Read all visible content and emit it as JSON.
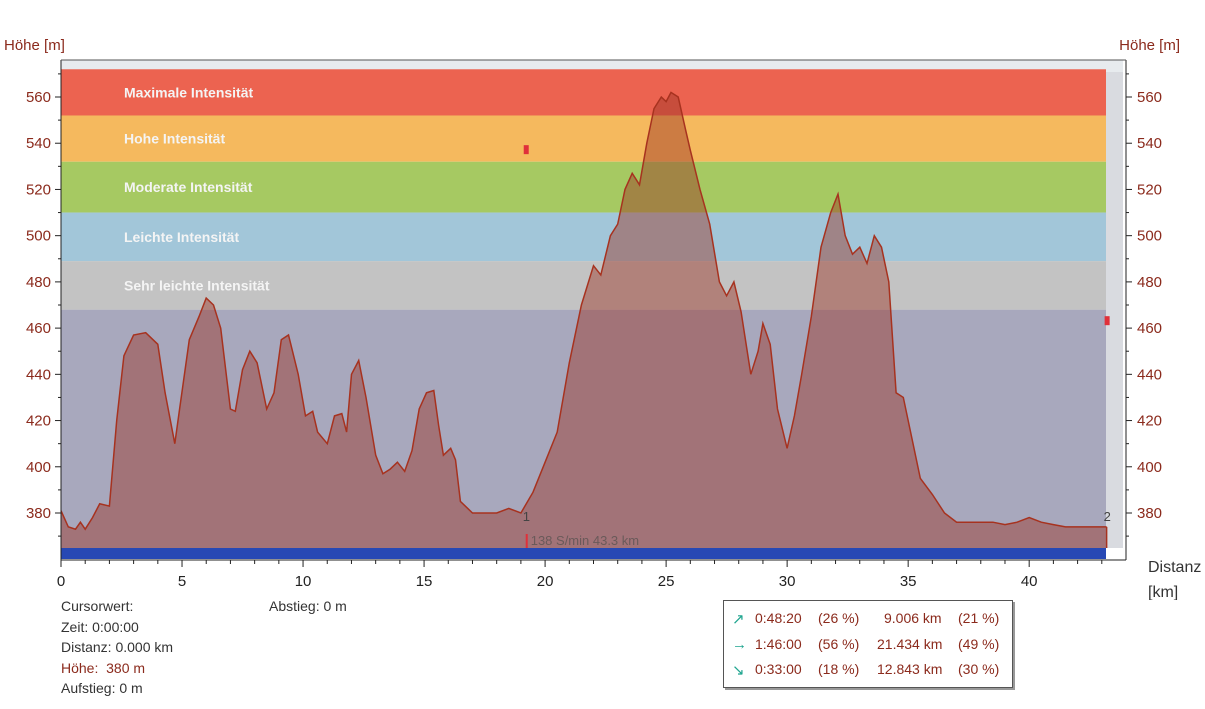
{
  "chart_data": {
    "type": "area",
    "ylabel_left": "Höhe [m]",
    "ylabel_right": "Höhe [m]",
    "xlabel": "Distanz [km]",
    "xlabel_line1": "Distanz",
    "xlabel_line2": "[km]",
    "xlim": [
      0,
      44
    ],
    "ylim": [
      362,
      572
    ],
    "x_ticks": [
      0,
      5,
      10,
      15,
      20,
      25,
      30,
      35,
      40
    ],
    "y_ticks": [
      380,
      400,
      420,
      440,
      460,
      480,
      500,
      520,
      540,
      560
    ],
    "intensity_zones": [
      {
        "label": "Maximale Intensität",
        "from": 552,
        "to": 572,
        "color": "#ec6350"
      },
      {
        "label": "Hohe Intensität",
        "from": 532,
        "to": 552,
        "color": "#f5b95e"
      },
      {
        "label": "Moderate Intensität",
        "from": 510,
        "to": 532,
        "color": "#a6c962"
      },
      {
        "label": "Leichte Intensität",
        "from": 489,
        "to": 510,
        "color": "#a2c6d9"
      },
      {
        "label": "Sehr leichte Intensität",
        "from": 468,
        "to": 489,
        "color": "#c3c3c3"
      }
    ],
    "base_zone_color": "#a8a8bd",
    "profile_color": "#a7321f",
    "series": [
      {
        "x": [
          0,
          0.3,
          0.6,
          0.8,
          1.0,
          1.3,
          1.6,
          2.0,
          2.3,
          2.6,
          3.0,
          3.5,
          4.0,
          4.3,
          4.7,
          4.9,
          5.3,
          5.7,
          6.0,
          6.3,
          6.6,
          7.0,
          7.2,
          7.5,
          7.8,
          8.1,
          8.5,
          8.8,
          9.1,
          9.4,
          9.8,
          10.1,
          10.4,
          10.6,
          11.0,
          11.3,
          11.6,
          11.8,
          12.0,
          12.3,
          12.6,
          13.0,
          13.3,
          13.6,
          13.9,
          14.2,
          14.5,
          14.8,
          15.1,
          15.4,
          15.6,
          15.8,
          16.1,
          16.3,
          16.5,
          17.0,
          17.5,
          18.0,
          18.5,
          19.0,
          19.5,
          20.0,
          20.5,
          21.0,
          21.5,
          22.0,
          22.3,
          22.7,
          23.0,
          23.3,
          23.6,
          23.9,
          24.2,
          24.5,
          24.8,
          25.0,
          25.2,
          25.5,
          25.8,
          26.0,
          26.4,
          26.8,
          27.2,
          27.5,
          27.8,
          28.1,
          28.5,
          28.8,
          29.0,
          29.3,
          29.6,
          30.0,
          30.3,
          30.6,
          31.0,
          31.4,
          31.8,
          32.1,
          32.4,
          32.7,
          33.0,
          33.3,
          33.6,
          33.9,
          34.2,
          34.5,
          34.8,
          35.1,
          35.5,
          36.0,
          36.5,
          37.0,
          37.5,
          38.0,
          38.5,
          39.0,
          39.5,
          40.0,
          40.5,
          41.0,
          41.5,
          42.0,
          42.5,
          43.0,
          43.2
        ],
        "y": [
          381,
          374,
          373,
          376,
          373,
          378,
          384,
          383,
          420,
          448,
          457,
          458,
          453,
          432,
          410,
          425,
          455,
          465,
          473,
          470,
          460,
          425,
          424,
          442,
          450,
          445,
          425,
          432,
          455,
          457,
          440,
          422,
          424,
          415,
          410,
          422,
          423,
          415,
          440,
          446,
          430,
          405,
          397,
          399,
          402,
          398,
          407,
          425,
          432,
          433,
          418,
          405,
          408,
          403,
          385,
          380,
          380,
          380,
          382,
          380,
          389,
          402,
          415,
          445,
          470,
          487,
          483,
          500,
          505,
          520,
          527,
          522,
          540,
          555,
          560,
          558,
          562,
          560,
          546,
          537,
          520,
          505,
          480,
          474,
          480,
          467,
          440,
          450,
          462,
          453,
          425,
          408,
          422,
          440,
          465,
          495,
          510,
          518,
          500,
          492,
          495,
          488,
          500,
          495,
          480,
          432,
          430,
          415,
          395,
          388,
          380,
          376,
          376,
          376,
          376,
          375,
          376,
          378,
          376,
          375,
          374,
          374,
          374,
          374,
          374
        ]
      }
    ],
    "markers": [
      {
        "label": "1",
        "x": 19.2
      },
      {
        "label": "2",
        "x": 43.2
      }
    ],
    "red_flags": [
      {
        "x": 19.2,
        "y": 537
      },
      {
        "x": 43.2,
        "y": 463
      }
    ],
    "cursor_readout": "138 S/min 43.3 km"
  },
  "cursor_panel": {
    "title": "Cursorwert:",
    "zeit": "Zeit: 0:00:00",
    "distanz": "Distanz: 0.000 km",
    "hoehe": "Höhe:  380 m",
    "aufstieg": "Aufstieg: 0 m",
    "abstieg": "Abstieg: 0 m"
  },
  "summary": [
    {
      "icon": "arrow-up-right-icon",
      "glyph": "↗",
      "time": "0:48:20",
      "time_pct": "(26 %)",
      "dist": "9.006 km",
      "dist_pct": "(21 %)"
    },
    {
      "icon": "arrow-right-icon",
      "glyph": "→",
      "time": "1:46:00",
      "time_pct": "(56 %)",
      "dist": "21.434 km",
      "dist_pct": "(49 %)"
    },
    {
      "icon": "arrow-down-right-icon",
      "glyph": "↘",
      "time": "0:33:00",
      "time_pct": "(18 %)",
      "dist": "12.843 km",
      "dist_pct": "(30 %)"
    }
  ]
}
═══
WORK TO DO -
What is the number of lines in the records that contain "Intensität"? Give that number only.

EXERCISE SOLUTION -
5